◆ The problem
Please give the data below again in full, exactly as it stands.

[Items from a dataset]

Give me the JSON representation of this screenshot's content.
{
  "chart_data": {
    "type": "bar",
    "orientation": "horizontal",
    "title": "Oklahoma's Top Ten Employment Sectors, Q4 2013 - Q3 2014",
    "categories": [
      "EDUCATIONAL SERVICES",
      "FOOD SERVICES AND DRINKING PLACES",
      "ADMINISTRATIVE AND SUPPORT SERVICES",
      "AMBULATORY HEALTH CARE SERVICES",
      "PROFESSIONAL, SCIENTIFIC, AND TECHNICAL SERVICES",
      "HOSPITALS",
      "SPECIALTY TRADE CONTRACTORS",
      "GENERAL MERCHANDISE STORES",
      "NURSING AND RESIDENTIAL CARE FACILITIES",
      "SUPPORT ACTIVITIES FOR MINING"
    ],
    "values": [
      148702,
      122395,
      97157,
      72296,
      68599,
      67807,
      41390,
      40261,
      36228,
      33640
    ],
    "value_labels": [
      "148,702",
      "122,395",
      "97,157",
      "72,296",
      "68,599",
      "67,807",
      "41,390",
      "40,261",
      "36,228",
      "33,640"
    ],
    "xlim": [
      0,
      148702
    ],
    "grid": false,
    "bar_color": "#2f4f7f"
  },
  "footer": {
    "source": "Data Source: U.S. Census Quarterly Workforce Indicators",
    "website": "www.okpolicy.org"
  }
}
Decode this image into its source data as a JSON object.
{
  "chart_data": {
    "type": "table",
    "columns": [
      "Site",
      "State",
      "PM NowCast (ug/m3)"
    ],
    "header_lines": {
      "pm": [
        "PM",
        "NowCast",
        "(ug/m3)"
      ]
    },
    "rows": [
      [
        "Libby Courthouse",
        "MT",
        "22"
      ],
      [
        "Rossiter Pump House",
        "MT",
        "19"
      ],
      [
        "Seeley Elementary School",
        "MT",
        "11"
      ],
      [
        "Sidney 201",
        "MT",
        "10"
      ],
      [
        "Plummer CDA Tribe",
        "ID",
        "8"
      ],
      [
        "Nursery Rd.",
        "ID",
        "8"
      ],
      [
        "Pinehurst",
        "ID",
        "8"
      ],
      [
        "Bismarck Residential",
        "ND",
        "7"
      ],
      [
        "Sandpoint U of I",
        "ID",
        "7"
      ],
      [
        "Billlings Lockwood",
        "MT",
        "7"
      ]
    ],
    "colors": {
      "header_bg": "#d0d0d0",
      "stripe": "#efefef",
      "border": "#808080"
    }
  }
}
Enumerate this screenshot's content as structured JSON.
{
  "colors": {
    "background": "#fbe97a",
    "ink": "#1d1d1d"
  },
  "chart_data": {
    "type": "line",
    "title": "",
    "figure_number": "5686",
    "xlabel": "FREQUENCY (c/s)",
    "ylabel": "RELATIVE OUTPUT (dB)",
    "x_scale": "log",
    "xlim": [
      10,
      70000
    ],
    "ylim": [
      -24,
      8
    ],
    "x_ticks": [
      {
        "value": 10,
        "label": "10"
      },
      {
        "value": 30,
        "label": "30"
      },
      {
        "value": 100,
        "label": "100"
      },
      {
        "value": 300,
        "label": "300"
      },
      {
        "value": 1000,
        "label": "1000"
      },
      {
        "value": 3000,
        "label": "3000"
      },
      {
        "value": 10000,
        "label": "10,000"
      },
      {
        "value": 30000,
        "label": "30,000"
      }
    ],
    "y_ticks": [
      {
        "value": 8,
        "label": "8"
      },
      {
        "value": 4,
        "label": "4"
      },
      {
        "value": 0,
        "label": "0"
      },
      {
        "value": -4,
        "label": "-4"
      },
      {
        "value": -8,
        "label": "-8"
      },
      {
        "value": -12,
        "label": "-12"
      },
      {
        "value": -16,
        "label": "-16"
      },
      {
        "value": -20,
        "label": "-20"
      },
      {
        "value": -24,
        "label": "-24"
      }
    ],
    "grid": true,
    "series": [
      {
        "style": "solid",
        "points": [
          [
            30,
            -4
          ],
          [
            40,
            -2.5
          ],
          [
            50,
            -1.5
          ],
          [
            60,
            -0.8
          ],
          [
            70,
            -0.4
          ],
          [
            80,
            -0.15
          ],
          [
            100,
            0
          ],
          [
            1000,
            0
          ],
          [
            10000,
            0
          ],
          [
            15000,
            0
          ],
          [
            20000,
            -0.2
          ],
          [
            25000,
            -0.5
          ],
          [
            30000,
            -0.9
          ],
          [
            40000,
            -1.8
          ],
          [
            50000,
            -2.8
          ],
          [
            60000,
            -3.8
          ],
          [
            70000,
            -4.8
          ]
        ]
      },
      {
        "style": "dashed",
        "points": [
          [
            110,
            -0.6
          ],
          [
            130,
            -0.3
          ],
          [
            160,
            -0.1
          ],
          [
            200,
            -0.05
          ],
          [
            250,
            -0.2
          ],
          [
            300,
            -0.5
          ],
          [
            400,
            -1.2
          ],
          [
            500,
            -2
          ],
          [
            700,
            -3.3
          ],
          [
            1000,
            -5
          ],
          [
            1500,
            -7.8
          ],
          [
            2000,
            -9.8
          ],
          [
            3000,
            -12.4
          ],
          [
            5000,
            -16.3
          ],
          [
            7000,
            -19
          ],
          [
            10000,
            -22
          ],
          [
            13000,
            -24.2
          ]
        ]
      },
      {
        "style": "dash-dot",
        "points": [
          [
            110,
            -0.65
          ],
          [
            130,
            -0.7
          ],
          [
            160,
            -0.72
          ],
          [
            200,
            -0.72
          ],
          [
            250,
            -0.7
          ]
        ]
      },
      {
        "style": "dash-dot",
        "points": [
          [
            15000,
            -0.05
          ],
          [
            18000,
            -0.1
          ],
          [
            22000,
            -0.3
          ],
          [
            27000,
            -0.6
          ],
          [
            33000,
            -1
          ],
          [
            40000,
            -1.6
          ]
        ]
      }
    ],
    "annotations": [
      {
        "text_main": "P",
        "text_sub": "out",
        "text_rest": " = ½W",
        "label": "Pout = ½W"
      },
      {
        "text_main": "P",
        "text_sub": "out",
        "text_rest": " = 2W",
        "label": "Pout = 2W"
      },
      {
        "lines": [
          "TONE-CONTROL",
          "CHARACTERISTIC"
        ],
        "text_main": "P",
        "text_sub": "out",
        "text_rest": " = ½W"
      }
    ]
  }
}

◆ Result below
Give me the JSON representation of this screenshot's content.
{
  "chart_data": {
    "type": "bar",
    "orientation": "horizontal",
    "title": "Oklahoma's Top Ten Employment Sectors, Q4 2013 - Q3 2014",
    "categories": [
      "EDUCATIONAL SERVICES",
      "FOOD SERVICES AND DRINKING PLACES",
      "ADMINISTRATIVE AND SUPPORT SERVICES",
      "AMBULATORY HEALTH CARE SERVICES",
      "PROFESSIONAL, SCIENTIFIC, AND TECHNICAL SERVICES",
      "HOSPITALS",
      "SPECIALTY TRADE CONTRACTORS",
      "GENERAL MERCHANDISE STORES",
      "NURSING AND RESIDENTIAL CARE FACILITIES",
      "SUPPORT ACTIVITIES FOR MINING"
    ],
    "values": [
      148702,
      122395,
      97157,
      72296,
      68599,
      67807,
      41390,
      40261,
      36228,
      33640
    ],
    "value_labels": [
      "148,702",
      "122,395",
      "97,157",
      "72,296",
      "68,599",
      "67,807",
      "41,390",
      "40,261",
      "36,228",
      "33,640"
    ],
    "xlim": [
      0,
      148702
    ],
    "grid": false,
    "bar_color": "#2f4f7f"
  },
  "footer": {
    "source": "Data Source: U.S. Census Quarterly Workforce Indicators",
    "website": "www.okpolicy.org"
  }
}
Decode this image into its source data as a JSON object.
{
  "chart_data": {
    "type": "table",
    "columns": [
      "Site",
      "State",
      "PM NowCast (ug/m3)"
    ],
    "header_lines": {
      "pm": [
        "PM",
        "NowCast",
        "(ug/m3)"
      ]
    },
    "rows": [
      [
        "Libby Courthouse",
        "MT",
        "22"
      ],
      [
        "Rossiter Pump House",
        "MT",
        "19"
      ],
      [
        "Seeley Elementary School",
        "MT",
        "11"
      ],
      [
        "Sidney 201",
        "MT",
        "10"
      ],
      [
        "Plummer CDA Tribe",
        "ID",
        "8"
      ],
      [
        "Nursery Rd.",
        "ID",
        "8"
      ],
      [
        "Pinehurst",
        "ID",
        "8"
      ],
      [
        "Bismarck Residential",
        "ND",
        "7"
      ],
      [
        "Sandpoint U of I",
        "ID",
        "7"
      ],
      [
        "Billlings Lockwood",
        "MT",
        "7"
      ]
    ],
    "colors": {
      "header_bg": "#d0d0d0",
      "stripe": "#efefef",
      "border": "#808080"
    }
  }
}
Enumerate this screenshot's content as structured JSON.
{
  "colors": {
    "background": "#fbe97a",
    "ink": "#1d1d1d"
  },
  "chart_data": {
    "type": "line",
    "title": "",
    "figure_number": "5686",
    "xlabel": "FREQUENCY (c/s)",
    "ylabel": "RELATIVE OUTPUT (dB)",
    "x_scale": "log",
    "xlim": [
      10,
      70000
    ],
    "ylim": [
      -24,
      8
    ],
    "x_ticks": [
      {
        "value": 10,
        "label": "10"
      },
      {
        "value": 30,
        "label": "30"
      },
      {
        "value": 100,
        "label": "100"
      },
      {
        "value": 300,
        "label": "300"
      },
      {
        "value": 1000,
        "label": "1000"
      },
      {
        "value": 3000,
        "label": "3000"
      },
      {
        "value": 10000,
        "label": "10,000"
      },
      {
        "value": 30000,
        "label": "30,000"
      }
    ],
    "y_ticks": [
      {
        "value": 8,
        "label": "8"
      },
      {
        "value": 4,
        "label": "4"
      },
      {
        "value": 0,
        "label": "0"
      },
      {
        "value": -4,
        "label": "-4"
      },
      {
        "value": -8,
        "label": "-8"
      },
      {
        "value": -12,
        "label": "-12"
      },
      {
        "value": -16,
        "label": "-16"
      },
      {
        "value": -20,
        "label": "-20"
      },
      {
        "value": -24,
        "label": "-24"
      }
    ],
    "grid": true,
    "series": [
      {
        "style": "solid",
        "points": [
          [
            30,
            -4
          ],
          [
            40,
            -2.5
          ],
          [
            50,
            -1.5
          ],
          [
            60,
            -0.8
          ],
          [
            70,
            -0.4
          ],
          [
            80,
            -0.15
          ],
          [
            100,
            0
          ],
          [
            1000,
            0
          ],
          [
            10000,
            0
          ],
          [
            15000,
            0
          ],
          [
            20000,
            -0.2
          ],
          [
            25000,
            -0.5
          ],
          [
            30000,
            -0.9
          ],
          [
            40000,
            -1.8
          ],
          [
            50000,
            -2.8
          ],
          [
            60000,
            -3.8
          ],
          [
            70000,
            -4.8
          ]
        ]
      },
      {
        "style": "dashed",
        "points": [
          [
            110,
            -0.6
          ],
          [
            130,
            -0.3
          ],
          [
            160,
            -0.1
          ],
          [
            200,
            -0.05
          ],
          [
            250,
            -0.2
          ],
          [
            300,
            -0.5
          ],
          [
            400,
            -1.2
          ],
          [
            500,
            -2
          ],
          [
            700,
            -3.3
          ],
          [
            1000,
            -5
          ],
          [
            1500,
            -7.8
          ],
          [
            2000,
            -9.8
          ],
          [
            3000,
            -12.4
          ],
          [
            5000,
            -16.3
          ],
          [
            7000,
            -19
          ],
          [
            10000,
            -22
          ],
          [
            13000,
            -24.2
          ]
        ]
      },
      {
        "style": "dash-dot",
        "points": [
          [
            110,
            -0.65
          ],
          [
            130,
            -0.7
          ],
          [
            160,
            -0.72
          ],
          [
            200,
            -0.72
          ],
          [
            250,
            -0.7
          ]
        ]
      },
      {
        "style": "dash-dot",
        "points": [
          [
            15000,
            -0.05
          ],
          [
            18000,
            -0.1
          ],
          [
            22000,
            -0.3
          ],
          [
            27000,
            -0.6
          ],
          [
            33000,
            -1
          ],
          [
            40000,
            -1.6
          ]
        ]
      }
    ],
    "annotations": [
      {
        "text_main": "P",
        "text_sub": "out",
        "text_rest": " = ½W",
        "label": "Pout = ½W"
      },
      {
        "text_main": "P",
        "text_sub": "out",
        "text_rest": " = 2W",
        "label": "Pout = 2W"
      },
      {
        "lines": [
          "TONE-CONTROL",
          "CHARACTERISTIC"
        ],
        "text_main": "P",
        "text_sub": "out",
        "text_rest": " = ½W"
      }
    ]
  }
}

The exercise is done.